### DOCUMENTO
++++++++++
Il prossimo 11 maggio si terrà la 66° edizione del David di Donatello, l’ambito e prestigioso riconoscimento cinematografico italiano, assegnato dall’ente David di Donatello dell’Accademia del Cinema Italiano.
Tantissime le novità tra le candidature di quest’anno che sono state rese note nelle scorse settimane. Spicca la componente femminile nelle categorie più importanti, ossia “Miglior Film” e “Miglior Regia”. E spicca in particolar modo, la regista siciliana Emma Dante con “Le sorelle Macaluso”
Nella cinquina nominata per le due categorie, ci sono pure Gianni Amelio (Hammamet), Giorgio Diritti (Volevo nascondermi), Fabio e Damiano D’Innocenzo (Favolacce) e Susanna Nicchiarelli (Miss Marx).
Il film vanta ben sei nomination. Non solo nelle summenzionate categorie, ma anche per: “Miglior autore della fotografia” (Gherardo Grossi), “Miglior costumista” (Vanessa Sannino), “Miglior truccatore” (Valentina Iannuccilli) e “Miglior acconciature” (Aldina Governatori).
Le candidature al David di Donatello sono solo l’ultimo dei tanti riconoscimenti che Emma Dante ha ricevuto nella sua carriera.
Prima di essere un film, “Le sorella Macaluso” è stato uno spettacolo teatrale che ha ricevuto il Premio Ubu per il miglior spettacolo e la miglior regia. Lo spettacolo teatrale ha girato il mondo. La famiglia a teatro era più allargata, sette sorelle, i genitori e un figlio. Nel film, invece, scritto con Elena Stancanelli e Giorgio Vasta e prodotto da Rosamont (Marica Stocchi e Giuseppe Battiston) e Minimum Fax Media con Rai Cinema, le sorelle sono cinque: Maria, Pinuccia, Lia, Katia e Antonella e si racconta la loro infanzia, l’età adulta e la vecchiaia.
Nel cast: Donatella Finocchiaro, Alissa Maria Orlando, Susanna Piraino, Anita Pomario, Eleonora De Luca, Viola Pusatieri, Serena Barone, Simona Malato, Laura Giordani, Maria Rosaria Alati, Rosalba Bologna e Ileana Rigano.
“Le sorella Macaluso” è stato presentato in concorso alla 77ª Mostra internazionale d’arte cinematografica di Venezia dove ha conquistato il Premio Pasinetti per la miglior interpretazione femminile all’intero cast. Visto l’enorme successo riscosso dalla rappresentazione, abbiamo deciso di intervistare proprio Emma Dante.
Cosa significano per lei queste nomination ai David di Donatello?
“Significano molto, anche considerando che ci sono due donne nella cinquina quando, di solito, è molto difficile che ci siano delle presenze femminili. Ovviamente è un grande onore sapere che il mio film è stato selezionato tra tutti quelli usciti quest’anno e candidato a ben sei nomination”.
Come ha accolto le sei nomination proprio per queste categorie? Qualche delusione?
++++++++++
### MATERIALE FORNITO
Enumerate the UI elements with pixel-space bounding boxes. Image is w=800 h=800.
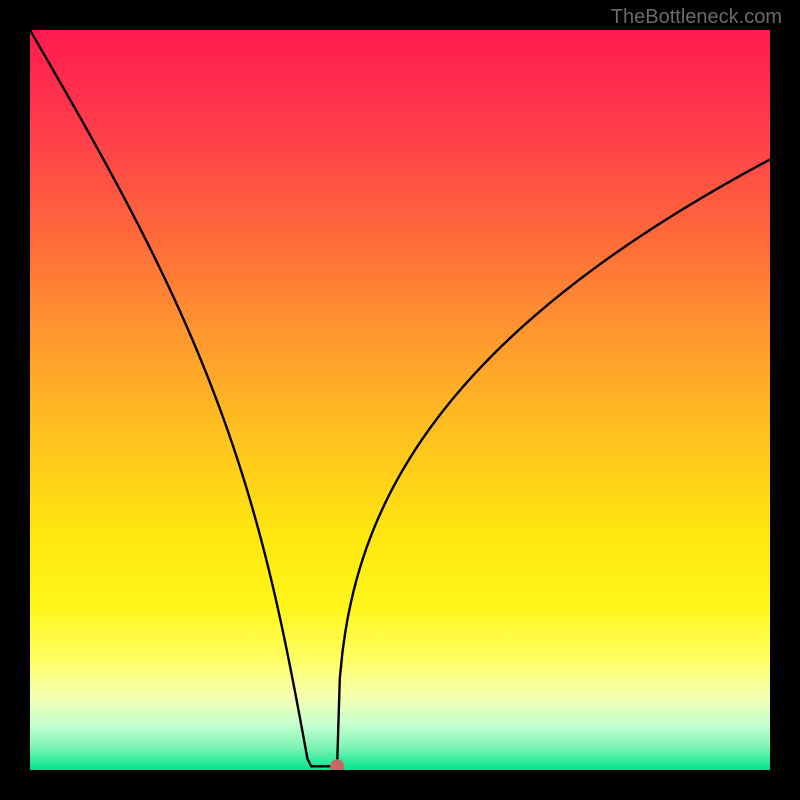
++++++++++
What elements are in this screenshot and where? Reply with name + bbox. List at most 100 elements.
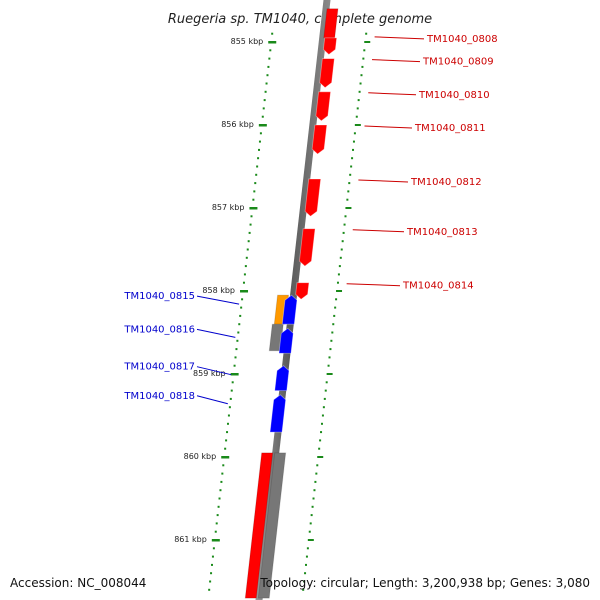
++++++++++
### ESERCIZI DA SVOLGERE
A. Per ciascuna affermazione indica se concorda con il documento, rispondendo sì o no e citando alla lettera le parole del documento che lo stabiliscono. (i) Il film di Emma Dante ha ottenuto sei candidature. (ii) Nello spettacolo teatrale le sorelle erano cinque. (iii) Alla Mostra di Venezia il Premio Pasinetti è stato assegnato all'intero cast.
B. Trascrivi dal documento il passo che comincia con "Nel cast: Donatella" e prosegue fino a "proprio Emma Dante.", senza cambiare nulla.

### RISPOSTE ATTESE
A.
(i) Sì: «Il film vanta ben sei nomination.»
(ii) No: «La famiglia a teatro era più allargata, sette sorelle, i genitori e un figlio.»
(iii) Sì: «ha conquistato il Premio Pasinetti per la miglior interpretazione femminile all’intero cast»

B.
Nel cast: Donatella Finocchiaro, Alissa Maria Orlando, Susanna Piraino, Anita Pomario, Eleonora De Luca, Viola Pusatieri, Serena Barone, Simona Malato, Laura Giordani, Maria Rosaria Alati, Rosalba Bologna e Ileana Rigano.
“Le sorella Macaluso” è stato presentato in concorso alla 77ª Mostra internazionale d’arte cinematografica di Venezia dove ha conquistato il Premio Pasinetti per la miglior interpretazione femminile all’intero cast. Visto l’enorme successo riscosso dalla rappresentazione, abbiamo deciso di intervistare proprio Emma Dante.